- Exercise task: Set down the full listing exactly, character for character.

-- begin Dataset records --

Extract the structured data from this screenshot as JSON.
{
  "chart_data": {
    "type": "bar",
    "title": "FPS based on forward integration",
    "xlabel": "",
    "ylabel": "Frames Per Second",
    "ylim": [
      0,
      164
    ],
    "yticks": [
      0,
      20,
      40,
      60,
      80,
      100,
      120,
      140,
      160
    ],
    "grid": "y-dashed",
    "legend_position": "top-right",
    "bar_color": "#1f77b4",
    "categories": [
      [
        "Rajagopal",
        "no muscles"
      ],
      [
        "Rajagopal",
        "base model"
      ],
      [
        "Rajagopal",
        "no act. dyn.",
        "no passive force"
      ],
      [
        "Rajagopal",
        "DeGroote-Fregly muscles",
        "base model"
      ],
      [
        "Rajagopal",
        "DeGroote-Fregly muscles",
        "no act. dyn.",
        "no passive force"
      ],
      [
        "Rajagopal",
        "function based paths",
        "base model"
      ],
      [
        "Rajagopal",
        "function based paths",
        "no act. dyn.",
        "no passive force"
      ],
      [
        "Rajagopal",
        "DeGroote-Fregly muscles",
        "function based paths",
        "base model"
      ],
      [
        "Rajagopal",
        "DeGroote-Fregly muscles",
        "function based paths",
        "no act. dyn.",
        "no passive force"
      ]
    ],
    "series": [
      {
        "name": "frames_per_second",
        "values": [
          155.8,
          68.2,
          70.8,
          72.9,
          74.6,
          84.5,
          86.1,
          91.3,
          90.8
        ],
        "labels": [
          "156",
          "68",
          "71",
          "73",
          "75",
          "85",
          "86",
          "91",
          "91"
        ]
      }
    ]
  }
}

-- end Dataset records --

- Task response:
Extract the structured data from this screenshot as JSON.
{
  "chart_data": {
    "type": "bar",
    "title": "FPS based on forward integration",
    "xlabel": "",
    "ylabel": "Frames Per Second",
    "ylim": [
      0,
      164
    ],
    "yticks": [
      0,
      20,
      40,
      60,
      80,
      100,
      120,
      140,
      160
    ],
    "grid": "y-dashed",
    "legend_position": "top-right",
    "bar_color": "#1f77b4",
    "categories": [
      [
        "Rajagopal",
        "no muscles"
      ],
      [
        "Rajagopal",
        "base model"
      ],
      [
        "Rajagopal",
        "no act. dyn.",
        "no passive force"
      ],
      [
        "Rajagopal",
        "DeGroote-Fregly muscles",
        "base model"
      ],
      [
        "Rajagopal",
        "DeGroote-Fregly muscles",
        "no act. dyn.",
        "no passive force"
      ],
      [
        "Rajagopal",
        "function based paths",
        "base model"
      ],
      [
        "Rajagopal",
        "function based paths",
        "no act. dyn.",
        "no passive force"
      ],
      [
        "Rajagopal",
        "DeGroote-Fregly muscles",
        "function based paths",
        "base model"
      ],
      [
        "Rajagopal",
        "DeGroote-Fregly muscles",
        "function based paths",
        "no act. dyn.",
        "no passive force"
      ]
    ],
    "series": [
      {
        "name": "frames_per_second",
        "values": [
          155.8,
          68.2,
          70.8,
          72.9,
          74.6,
          84.5,
          86.1,
          91.3,
          90.8
        ],
        "labels": [
          "156",
          "68",
          "71",
          "73",
          "75",
          "85",
          "86",
          "91",
          "91"
        ]
      }
    ]
  }
}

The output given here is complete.